┌──
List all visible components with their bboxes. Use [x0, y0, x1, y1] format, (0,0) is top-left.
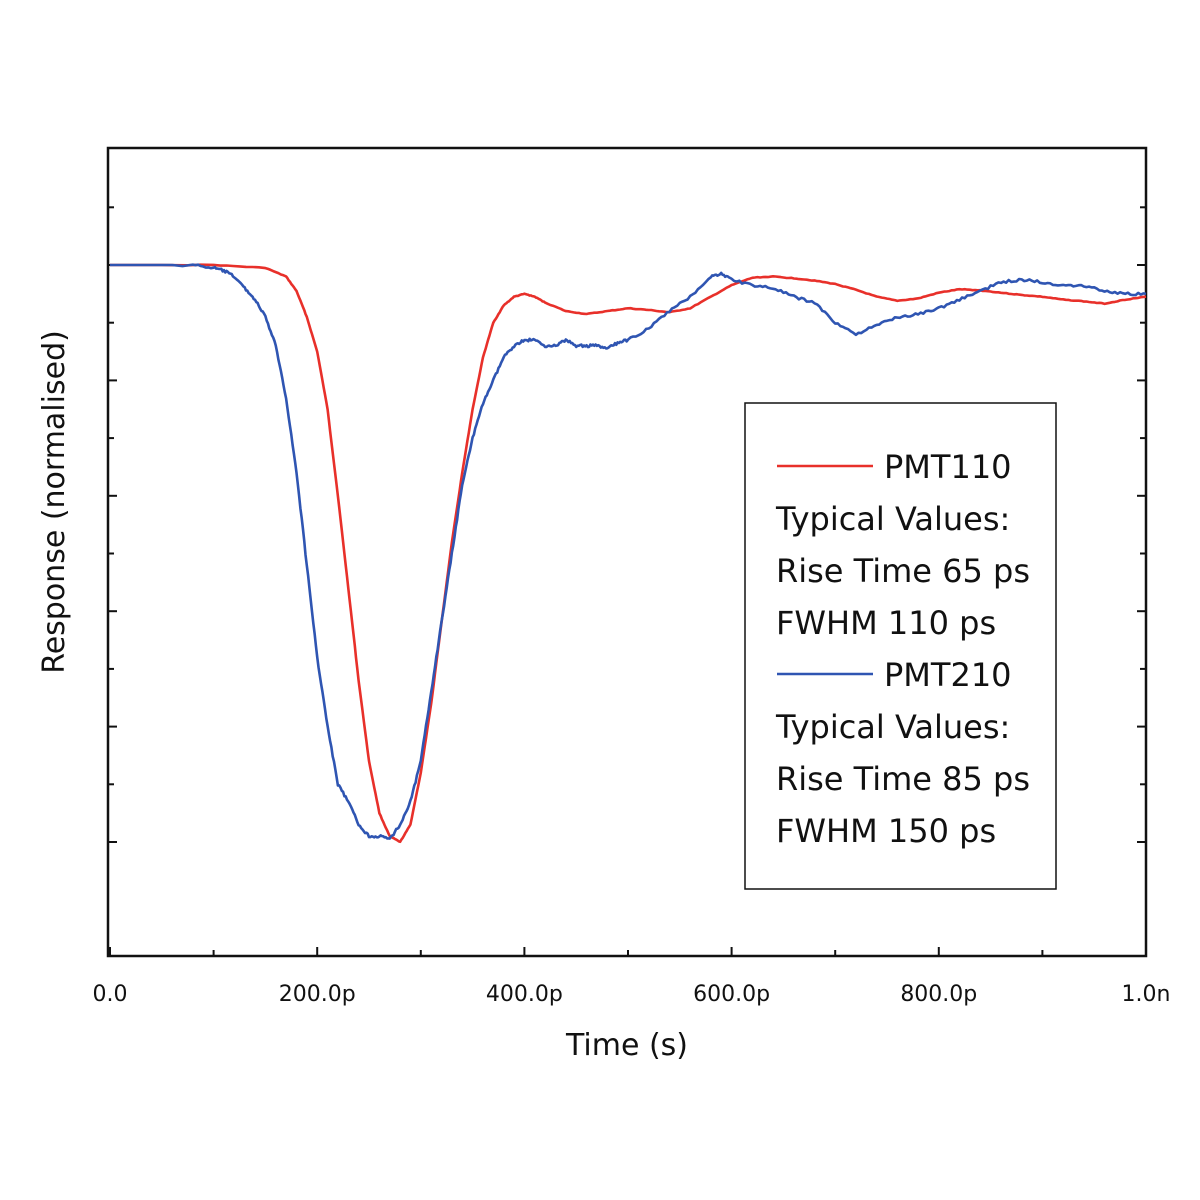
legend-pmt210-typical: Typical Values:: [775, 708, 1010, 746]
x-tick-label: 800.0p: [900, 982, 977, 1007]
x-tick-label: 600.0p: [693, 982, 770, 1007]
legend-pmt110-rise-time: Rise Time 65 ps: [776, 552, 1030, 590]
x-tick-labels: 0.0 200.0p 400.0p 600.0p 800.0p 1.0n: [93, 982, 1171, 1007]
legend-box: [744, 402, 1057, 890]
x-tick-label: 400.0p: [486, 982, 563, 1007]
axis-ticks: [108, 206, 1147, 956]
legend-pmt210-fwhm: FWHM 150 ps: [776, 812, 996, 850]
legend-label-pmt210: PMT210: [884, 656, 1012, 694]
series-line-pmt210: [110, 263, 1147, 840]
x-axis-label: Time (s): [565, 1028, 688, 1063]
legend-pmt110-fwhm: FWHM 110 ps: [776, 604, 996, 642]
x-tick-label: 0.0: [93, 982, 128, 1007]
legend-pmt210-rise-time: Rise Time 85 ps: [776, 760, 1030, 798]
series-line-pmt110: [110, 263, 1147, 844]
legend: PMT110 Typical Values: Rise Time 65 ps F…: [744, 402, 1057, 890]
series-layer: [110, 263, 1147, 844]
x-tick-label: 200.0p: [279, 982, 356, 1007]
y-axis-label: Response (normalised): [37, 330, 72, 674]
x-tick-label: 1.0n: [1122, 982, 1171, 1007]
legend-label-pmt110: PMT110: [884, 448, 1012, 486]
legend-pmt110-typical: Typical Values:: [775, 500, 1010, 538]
└──
Description of the task: Please rewrite the lines of the records as a JSON list of strings, one string per line and no blank lines, starting with the line that contains "legend-pmt210-typical: Typical Values:: [775, 708, 1010, 746]" and going on through the line that contains "legend-pmt210-rise-time: Rise Time".

Exercise output:
[
  "legend-pmt210-typical: Typical Values:: [775, 708, 1010, 746]",
  "x-tick-label: 800.0p: [900, 982, 977, 1007]",
  "x-tick-label: 600.0p: [693, 982, 770, 1007]",
  "legend-pmt110-rise-time: Rise Time 65 ps: [776, 552, 1030, 590]",
  "x-tick-labels: 0.0 200.0p 400.0p 600.0p 800.0p 1.0n: [93, 982, 1171, 1007]",
  "legend-box: [744, 402, 1057, 890]",
  "x-tick-label: 400.0p: [486, 982, 563, 1007]",
  "axis-ticks: [108, 206, 1147, 956]",
  "legend-pmt210-fwhm: FWHM 150 ps: [776, 812, 996, 850]",
  "legend-label-pmt210: PMT210: [884, 656, 1012, 694]",
  "series-line-pmt210: [110, 263, 1147, 840]",
  "x-axis-label: Time (s): [565, 1028, 688, 1063]",
  "legend-pmt110-fwhm: FWHM 110 ps: [776, 604, 996, 642]",
  "x-tick-label: 0.0: [93, 982, 128, 1007]",
  "legend-pmt210-rise-time: Rise Time 85 ps: [776, 760, 1030, 798]"
]